(Instructions to follow):
Below is some material; set it all down exactly, apart from the pictures.

Records from a dataset
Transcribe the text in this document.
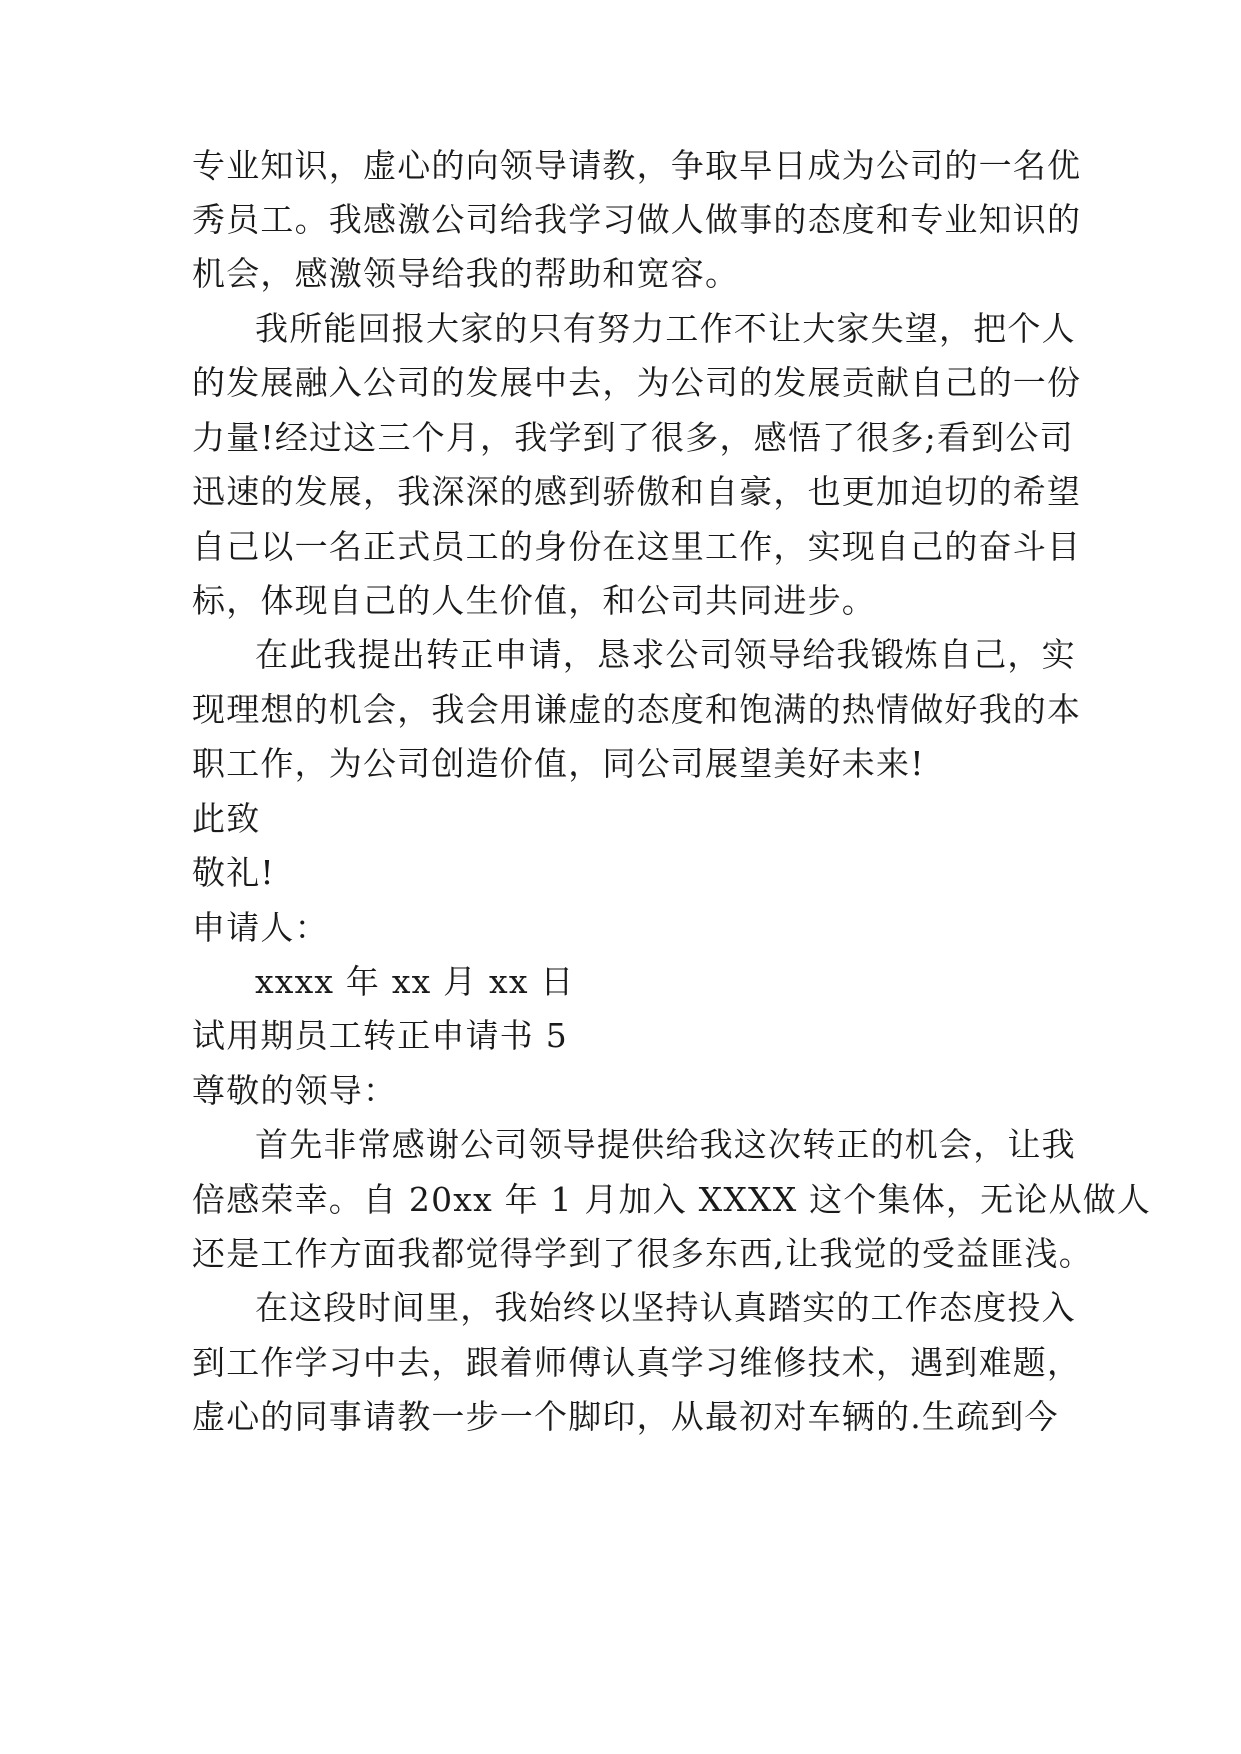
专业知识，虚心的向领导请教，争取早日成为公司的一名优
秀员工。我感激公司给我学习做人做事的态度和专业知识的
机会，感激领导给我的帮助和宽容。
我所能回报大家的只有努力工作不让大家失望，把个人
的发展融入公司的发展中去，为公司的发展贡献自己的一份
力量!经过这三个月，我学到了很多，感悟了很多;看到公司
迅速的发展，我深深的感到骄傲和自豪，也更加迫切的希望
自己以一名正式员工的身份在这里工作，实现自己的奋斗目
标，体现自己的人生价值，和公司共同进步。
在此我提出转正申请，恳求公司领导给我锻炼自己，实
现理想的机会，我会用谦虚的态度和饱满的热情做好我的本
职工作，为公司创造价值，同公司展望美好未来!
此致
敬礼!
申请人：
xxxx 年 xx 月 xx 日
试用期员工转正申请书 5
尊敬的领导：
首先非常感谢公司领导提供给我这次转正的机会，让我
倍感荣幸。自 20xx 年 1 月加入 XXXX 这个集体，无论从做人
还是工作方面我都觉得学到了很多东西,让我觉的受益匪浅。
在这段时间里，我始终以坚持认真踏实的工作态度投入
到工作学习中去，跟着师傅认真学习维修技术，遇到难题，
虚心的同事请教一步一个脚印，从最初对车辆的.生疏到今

(Exercise result):
Transcribe the text in this document.
专业知识，虚心的向领导请教，争取早日成为公司的一名优
秀员工。我感激公司给我学习做人做事的态度和专业知识的
机会，感激领导给我的帮助和宽容。
我所能回报大家的只有努力工作不让大家失望，把个人
的发展融入公司的发展中去，为公司的发展贡献自己的一份
力量!经过这三个月，我学到了很多，感悟了很多;看到公司
迅速的发展，我深深的感到骄傲和自豪，也更加迫切的希望
自己以一名正式员工的身份在这里工作，实现自己的奋斗目
标，体现自己的人生价值，和公司共同进步。
在此我提出转正申请，恳求公司领导给我锻炼自己，实
现理想的机会，我会用谦虚的态度和饱满的热情做好我的本
职工作，为公司创造价值，同公司展望美好未来!
此致
敬礼!
申请人：
xxxx 年 xx 月 xx 日
试用期员工转正申请书 5
尊敬的领导：
首先非常感谢公司领导提供给我这次转正的机会，让我
倍感荣幸。自 20xx 年 1 月加入 XXXX 这个集体，无论从做人
还是工作方面我都觉得学到了很多东西,让我觉的受益匪浅。
在这段时间里，我始终以坚持认真踏实的工作态度投入
到工作学习中去，跟着师傅认真学习维修技术，遇到难题，
虚心的同事请教一步一个脚印，从最初对车辆的.生疏到今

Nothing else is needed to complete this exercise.